WHAT THE EXERCISE ASKS >> Pull out every line below containing the word "over".

DATA RECORDS >>
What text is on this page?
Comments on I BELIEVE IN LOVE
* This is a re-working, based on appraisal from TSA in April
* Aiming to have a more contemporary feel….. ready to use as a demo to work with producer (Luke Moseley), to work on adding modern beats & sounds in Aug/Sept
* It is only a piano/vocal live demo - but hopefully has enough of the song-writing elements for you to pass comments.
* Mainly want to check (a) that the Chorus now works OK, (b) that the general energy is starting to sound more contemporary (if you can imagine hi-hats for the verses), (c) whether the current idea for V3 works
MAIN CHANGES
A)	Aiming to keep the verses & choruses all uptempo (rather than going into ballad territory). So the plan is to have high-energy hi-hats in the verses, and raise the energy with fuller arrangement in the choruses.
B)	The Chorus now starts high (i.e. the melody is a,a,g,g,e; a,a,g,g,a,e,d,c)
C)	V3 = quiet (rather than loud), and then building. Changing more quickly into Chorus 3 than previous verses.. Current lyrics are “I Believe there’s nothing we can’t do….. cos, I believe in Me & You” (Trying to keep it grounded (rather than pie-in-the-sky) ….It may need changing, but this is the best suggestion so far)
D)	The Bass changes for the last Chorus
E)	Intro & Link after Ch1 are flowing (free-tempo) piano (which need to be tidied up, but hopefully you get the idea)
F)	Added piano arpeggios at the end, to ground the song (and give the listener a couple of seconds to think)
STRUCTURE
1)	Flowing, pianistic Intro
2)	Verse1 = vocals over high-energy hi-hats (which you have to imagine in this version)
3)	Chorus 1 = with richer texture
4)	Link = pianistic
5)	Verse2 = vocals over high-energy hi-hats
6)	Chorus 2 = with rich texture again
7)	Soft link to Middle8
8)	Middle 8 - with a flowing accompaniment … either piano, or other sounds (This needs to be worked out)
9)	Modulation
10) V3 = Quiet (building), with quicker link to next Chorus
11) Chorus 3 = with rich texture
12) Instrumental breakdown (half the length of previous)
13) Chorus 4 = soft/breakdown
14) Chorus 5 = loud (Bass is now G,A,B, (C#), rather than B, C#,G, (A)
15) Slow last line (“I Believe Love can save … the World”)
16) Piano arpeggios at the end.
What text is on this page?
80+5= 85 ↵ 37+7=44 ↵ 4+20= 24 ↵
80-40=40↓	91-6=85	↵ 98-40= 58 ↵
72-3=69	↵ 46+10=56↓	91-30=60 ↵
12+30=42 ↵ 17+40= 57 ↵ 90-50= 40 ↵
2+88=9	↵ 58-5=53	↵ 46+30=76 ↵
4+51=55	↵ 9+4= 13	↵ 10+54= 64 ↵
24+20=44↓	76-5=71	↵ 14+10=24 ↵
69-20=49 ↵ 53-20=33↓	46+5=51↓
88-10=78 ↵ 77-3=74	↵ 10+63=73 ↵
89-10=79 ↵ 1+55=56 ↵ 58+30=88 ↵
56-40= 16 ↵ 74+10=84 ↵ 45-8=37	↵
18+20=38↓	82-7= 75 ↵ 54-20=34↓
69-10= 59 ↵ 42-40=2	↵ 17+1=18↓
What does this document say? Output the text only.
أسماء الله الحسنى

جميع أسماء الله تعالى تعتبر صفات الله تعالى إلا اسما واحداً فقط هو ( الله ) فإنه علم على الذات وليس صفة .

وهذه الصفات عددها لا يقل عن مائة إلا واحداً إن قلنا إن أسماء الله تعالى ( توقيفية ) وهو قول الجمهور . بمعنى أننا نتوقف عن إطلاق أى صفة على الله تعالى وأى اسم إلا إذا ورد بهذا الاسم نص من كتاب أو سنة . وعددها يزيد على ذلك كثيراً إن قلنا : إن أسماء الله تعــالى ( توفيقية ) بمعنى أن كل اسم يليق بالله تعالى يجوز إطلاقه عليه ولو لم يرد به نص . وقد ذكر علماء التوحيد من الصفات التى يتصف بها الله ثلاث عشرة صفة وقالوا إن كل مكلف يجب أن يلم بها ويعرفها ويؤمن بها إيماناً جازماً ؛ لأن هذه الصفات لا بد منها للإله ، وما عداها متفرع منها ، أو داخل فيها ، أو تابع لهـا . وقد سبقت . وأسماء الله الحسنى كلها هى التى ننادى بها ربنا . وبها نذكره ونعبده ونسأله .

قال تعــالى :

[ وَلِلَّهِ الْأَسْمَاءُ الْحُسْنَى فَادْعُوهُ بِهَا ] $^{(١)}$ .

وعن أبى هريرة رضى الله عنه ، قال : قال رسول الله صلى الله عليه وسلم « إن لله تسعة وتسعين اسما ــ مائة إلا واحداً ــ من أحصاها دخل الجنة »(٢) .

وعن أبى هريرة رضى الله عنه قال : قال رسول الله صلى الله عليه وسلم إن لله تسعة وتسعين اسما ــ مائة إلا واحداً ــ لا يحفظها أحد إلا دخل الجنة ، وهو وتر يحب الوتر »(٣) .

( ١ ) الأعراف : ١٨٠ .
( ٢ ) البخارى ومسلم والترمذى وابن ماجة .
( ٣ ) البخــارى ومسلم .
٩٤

ANSWER FOR THIS EXERCISE >>
2)	Verse1 = vocals over high-energy hi-hats (which you have to imagine in this version)
5)	Verse2 = vocals over high-energy hi-hats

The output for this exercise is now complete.